- _Excerpted text_:
========================================================================

June 11, 2015
Please Note: This opinion has been modified by Opinion 21-22(A) concerning a judge’s obligations when a party is appearing without counsel. As stated in Opinion 21-22(A), “we no longer prohibit remittal of disqualification merely because a party is unrepresented. We hereby modify our prior opinions to abolish that requirement.” This also affects opinions “where disclosure (or disclosure and insulation) is mandated in lieu of outright disqualification” (see id. fn 3).
Digest: (1) The Rules Governing Judicial Conduct do not prohibit a judge from receiving, as part of an equitable distribution, a percentage of the future legal fees earned by his/her former spouse upon the settlement or verdict of any cases deemed part of the former spouse's law practice. (2) When the opposing counsel, from one of the cases which may be subject to the ongoing equitable distribution, appears before the judge in an unrelated matter, the judge may preside after making full disclosure.
Rules: Judiciary Law §§ 14; 212(2)(l); 22 NYCRR 100.2; 100.2(A); 100.2(B); 100.3(E)(1); 100.3(E)(1)(a)-(f); Opinions 13-132; 12-96; 11-64; People v Moreno, 70 NY2d 403 (1987).
The inquiring judge is a party in a contested matrimonial action, and the judge’s spouse1 is an attorney who represents plaintiffs in a certain category of cases. The judge states that the parties are currently negotiating or considering a potential equitable distribution award or settlement. The judge asks whether it is ethically permissible for him/her to receive, as part of the proposed equitable distribution, a percentage of the future legal fees earned by the attorney spouse upon the settlement or verdict of any cases deemed part of the spouse’s law practice. If so, the judge further notes that the spouse’s opposing counsel in those cases may appear before the judge in unrelated matters. Accordingly, the judge asks about his/her ethical obligations when the spouse’s opposing counsel (from a case in which the judge has an equitable distribution interest) appears before the judge on other matters in which the spouse and his/her law firm have no involvement.
A judge must always avoid even the appearance of impropriety (see 22 NYCRR 100.2) and must always promote public confidence in the judiciary’s integrity and impartiality (see 22 NYCRR 100.2[A]). A judge must not “allow family, social, political or other relationships to influence the judge’s judicial conduct or judgment” (22 NYCRR 100.2[B]) and must “disqualify himself or herself in a proceeding in which the judge’s impartiality might reasonably be questioned” (22 NYCRR 100.3[E]).2
The Committee has recognized that the Rules Governing Judicial Conduct “do not preclude a judge from exercising the same rights as any other citizen when appearing as a litigant” (Opinion 12-96). The Committee believes the Rules Governing Judicial Conduct do not prohibit a judge from receiving, as part of an equitable distribution, a percentage of the future legal fees earned by his/her former spouse upon the settlement or verdict of any cases deemed part of the former spouse’s law practice. Likewise, it is permissible for the judge or his/her lawyer to negotiate with the judge’s spouse for a settlement of the judge’s matrimonial action that would include an equitable distribution component structured in that manner (see Opinion 12-96 [noting, however, that a judge who seeks to resolve litigation through negotiation “must not use or invoke his/her judicial title/status in the negotiations”]).3
In the Committee’s view, there is a risk that the judge’s impartiality could reasonably be questioned when the opposing counsel from an ongoing case in which the judge has an equitable distribution interest appears before the judge (see 22 NYCRR 100.3[E]). Therefore, when the opposing counsel from one of the ongoing equitable distribution cases appears before the judge, the judge must disclose that the counsel represents the defendant in a different, unrelated case before another judge, in which the inquiring judge has a percentage interest in the plaintiff’s counsel’s eventual legal fees, if any. Once the judge has fully disclosed his/her economic interest in the unrelated case, the judge may continue to preside over the case before the judge, assuming that no other factor requires the judge’s disqualification and the judge concludes he/she can be fair and impartial.

========================================================================

- _Data rows_:
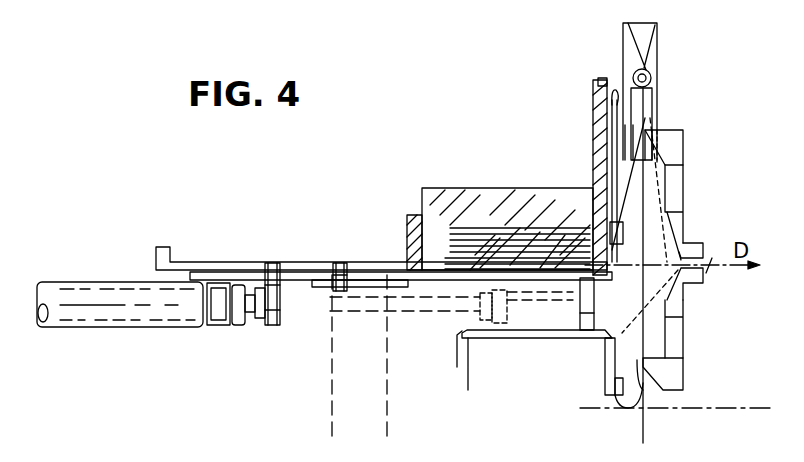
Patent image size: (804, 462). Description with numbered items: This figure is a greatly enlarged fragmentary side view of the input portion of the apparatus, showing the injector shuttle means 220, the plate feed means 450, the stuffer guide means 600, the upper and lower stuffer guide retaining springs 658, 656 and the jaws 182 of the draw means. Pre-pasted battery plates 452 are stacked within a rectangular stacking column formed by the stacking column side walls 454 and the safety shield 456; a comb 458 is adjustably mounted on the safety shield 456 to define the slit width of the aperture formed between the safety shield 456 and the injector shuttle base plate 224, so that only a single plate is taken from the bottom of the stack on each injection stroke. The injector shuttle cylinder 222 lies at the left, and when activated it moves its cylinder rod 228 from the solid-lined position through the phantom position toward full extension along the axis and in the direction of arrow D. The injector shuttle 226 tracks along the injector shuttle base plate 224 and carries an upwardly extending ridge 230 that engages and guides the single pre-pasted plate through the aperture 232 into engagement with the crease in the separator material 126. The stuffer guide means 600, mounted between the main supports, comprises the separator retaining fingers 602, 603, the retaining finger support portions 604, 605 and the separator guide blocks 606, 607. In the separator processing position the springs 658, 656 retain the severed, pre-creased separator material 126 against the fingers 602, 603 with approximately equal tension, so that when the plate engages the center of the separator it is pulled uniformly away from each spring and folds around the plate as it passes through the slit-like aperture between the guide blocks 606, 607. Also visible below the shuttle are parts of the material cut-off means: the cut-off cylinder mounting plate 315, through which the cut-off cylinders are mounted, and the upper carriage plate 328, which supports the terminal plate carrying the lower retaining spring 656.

The injector shuttle cylinder 222 is at (112, 305).
The injector shuttle 226 is at (300, 285).
The ridge 230 is at (297, 240).
The injector shuttle means 220 is at (318, 262).
The injector shuttle base plate 224 is at (403, 241).
The cylinder rod 228 is at (445, 308).
The plate feed means 450 is at (408, 209).
The stacking column side walls 454 is at (490, 195).
The pre-pasted battery plates 452 is at (545, 228).
The comb 458 is at (597, 105).
The safety shield 456 is at (611, 95).
The upper stuffer guide retaining spring 658 is at (618, 88).
The jaws 182 is at (648, 63).
The stuffer guide means 600 is at (685, 245).
The separator retaining finger 602 is at (720, 148).
The retaining finger support portion 604 is at (688, 188).
The separator material 126 is at (672, 170).
The separator guide block 606 is at (690, 240).
The separator guide block 607 is at (690, 306).
The retaining finger support portion 605 is at (688, 340).
The separator retaining finger 603 is at (668, 378).
The aperture 232 is at (598, 318).
The upper carriage plate 328 is at (573, 336).
The cut-off cylinder mounting plate 315 is at (463, 352).
The lower stuffer guide retaining spring 656 is at (636, 412).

========================================================================

- _What is expected_: In the judicial ethics opinion, which later opinion is identified as having modified it?

- _Result_: Opinion 21-22(A)